◆ Written task
Go through the entries and say how many lines contain the string "alumnos". The number is the whole answer.

◆ Entries shown

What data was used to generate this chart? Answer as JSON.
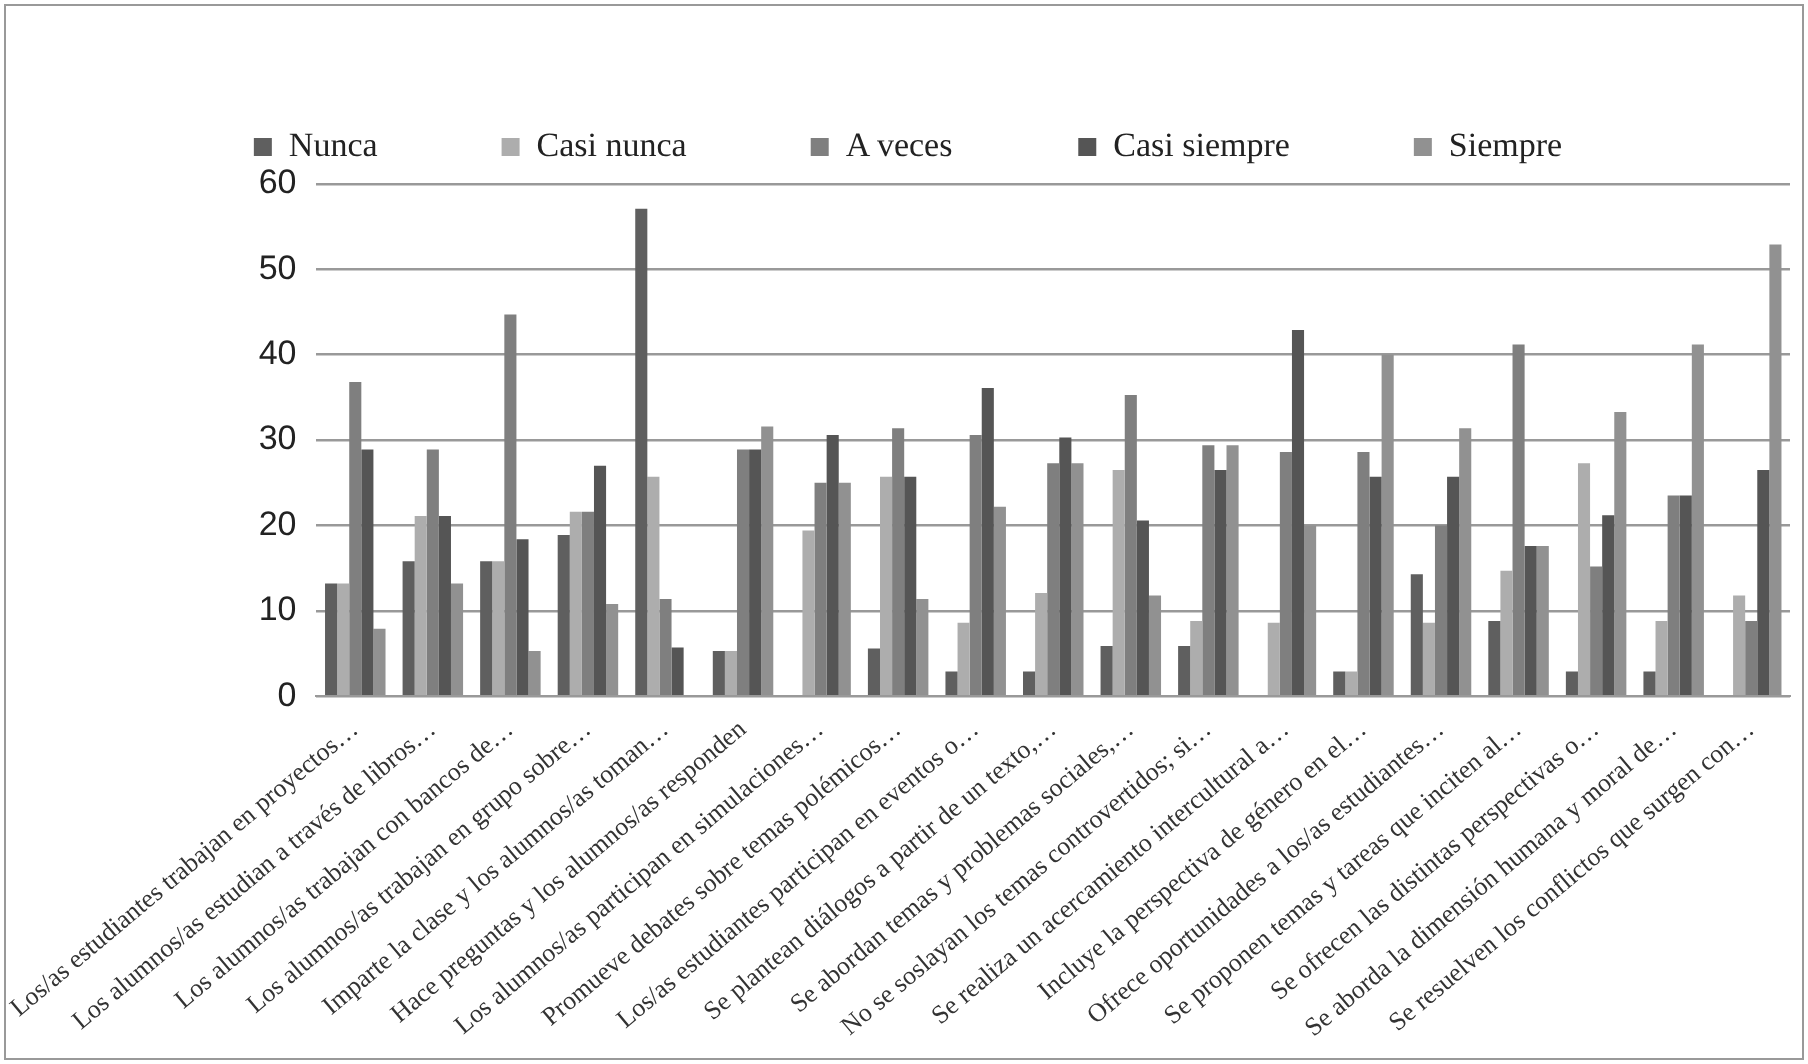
{
  "chart_data": {
    "type": "bar",
    "categories": [
      "Los/as estudiantes trabajan en proyectos…",
      "Los alumnos/as estudian a través de libros…",
      "Los alumnos/as trabajan con bancos de…",
      "Los alumnos/as trabajan en grupo sobre…",
      "Imparte la clase y los alumnos/as toman…",
      "Hace preguntas y los alumnos/as responden",
      "Los alumnos/as participan en simulaciones…",
      "Promueve debates sobre temas polémicos…",
      "Los/as estudiantes participan en eventos o…",
      "Se plantean diálogos a partir de un texto,…",
      "Se abordan temas y problemas sociales,…",
      "No se soslayan los temas controvertidos; si…",
      "Se realiza un acercamiento intercultural a…",
      "Incluye la perspectiva de género en el…",
      "Ofrece oportunidades a los/as estudiantes…",
      "Se proponen temas y tareas que inciten al…",
      "Se ofrecen las distintas perspectivas o…",
      "Se aborda la dimensión humana y moral de…",
      "Se resuelven los conflictos que surgen con…"
    ],
    "series": [
      {
        "name": "Nunca",
        "color": "#5f5f5f",
        "values": [
          13.2,
          15.8,
          15.8,
          18.9,
          57.1,
          5.3,
          0,
          5.6,
          2.9,
          2.9,
          5.9,
          5.9,
          0,
          2.9,
          14.3,
          8.8,
          2.9,
          2.9,
          0
        ]
      },
      {
        "name": "Casi nunca",
        "color": "#adadad",
        "values": [
          13.2,
          21.1,
          15.8,
          21.6,
          25.7,
          5.3,
          19.4,
          25.7,
          8.6,
          12.1,
          26.5,
          8.8,
          8.6,
          2.9,
          8.6,
          14.7,
          27.3,
          8.8,
          11.8
        ]
      },
      {
        "name": "A veces",
        "color": "#7f7f7f",
        "values": [
          36.8,
          28.9,
          44.7,
          21.6,
          11.4,
          28.9,
          25.0,
          31.4,
          30.6,
          27.3,
          35.3,
          29.4,
          28.6,
          28.6,
          20.0,
          41.2,
          15.2,
          23.5,
          8.8
        ]
      },
      {
        "name": "Casi siempre",
        "color": "#555555",
        "values": [
          28.9,
          21.1,
          18.4,
          27.0,
          5.7,
          28.9,
          30.6,
          25.7,
          36.1,
          30.3,
          20.6,
          26.5,
          42.9,
          25.7,
          25.7,
          17.6,
          21.2,
          23.5,
          26.5
        ]
      },
      {
        "name": "Siempre",
        "color": "#919191",
        "values": [
          7.9,
          13.2,
          5.3,
          10.8,
          0,
          31.6,
          25.0,
          11.4,
          22.2,
          27.3,
          11.8,
          29.4,
          20.0,
          40.0,
          31.4,
          17.6,
          33.3,
          41.2,
          52.9
        ]
      }
    ],
    "ylim": [
      0,
      60
    ],
    "yticks": [
      0,
      10,
      20,
      30,
      40,
      50,
      60
    ],
    "grid": "y",
    "legend": "top"
  }
}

◆ Output of the exercise
6